● **Work to complete**:
Pull each line containing "Pulse" out of the data and copy it.

● **The records**:
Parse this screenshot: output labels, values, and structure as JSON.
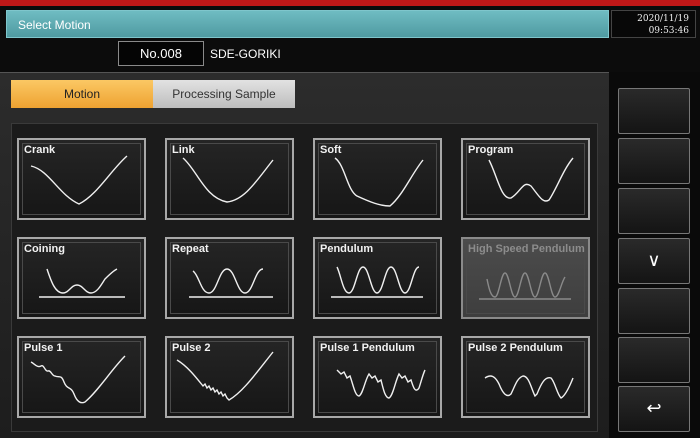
{
  "header": {
    "title": "Select Motion",
    "date": "2020/11/19",
    "time": "09:53:46"
  },
  "machine": {
    "number": "No.008",
    "name": "SDE-GORIKI"
  },
  "tabs": [
    {
      "label": "Motion",
      "active": true
    },
    {
      "label": "Processing Sample",
      "active": false
    }
  ],
  "motions": [
    {
      "label": "Crank",
      "enabled": true
    },
    {
      "label": "Link",
      "enabled": true
    },
    {
      "label": "Soft",
      "enabled": true
    },
    {
      "label": "Program",
      "enabled": true
    },
    {
      "label": "Coining",
      "enabled": true
    },
    {
      "label": "Repeat",
      "enabled": true
    },
    {
      "label": "Pendulum",
      "enabled": true
    },
    {
      "label": "High Speed Pendulum",
      "enabled": false
    },
    {
      "label": "Pulse 1",
      "enabled": true
    },
    {
      "label": "Pulse 2",
      "enabled": true
    },
    {
      "label": "Pulse 1 Pendulum",
      "enabled": true
    },
    {
      "label": "Pulse 2 Pendulum",
      "enabled": true
    }
  ],
  "side_buttons": [
    {
      "icon": "blank",
      "glyph": ""
    },
    {
      "icon": "blank",
      "glyph": ""
    },
    {
      "icon": "blank",
      "glyph": ""
    },
    {
      "icon": "chevron-down-icon",
      "glyph": "∨"
    },
    {
      "icon": "blank",
      "glyph": ""
    },
    {
      "icon": "blank",
      "glyph": ""
    },
    {
      "icon": "return-icon",
      "glyph": "↩"
    }
  ],
  "colors": {
    "title_bar": "#5aa8ae",
    "active_tab": "#f5b446",
    "alert_line": "#c01818"
  }
}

● **Exercise answer**:
      "label": "Pulse 1",
      "label": "Pulse 2",
      "label": "Pulse 1 Pendulum",
      "label": "Pulse 2 Pendulum",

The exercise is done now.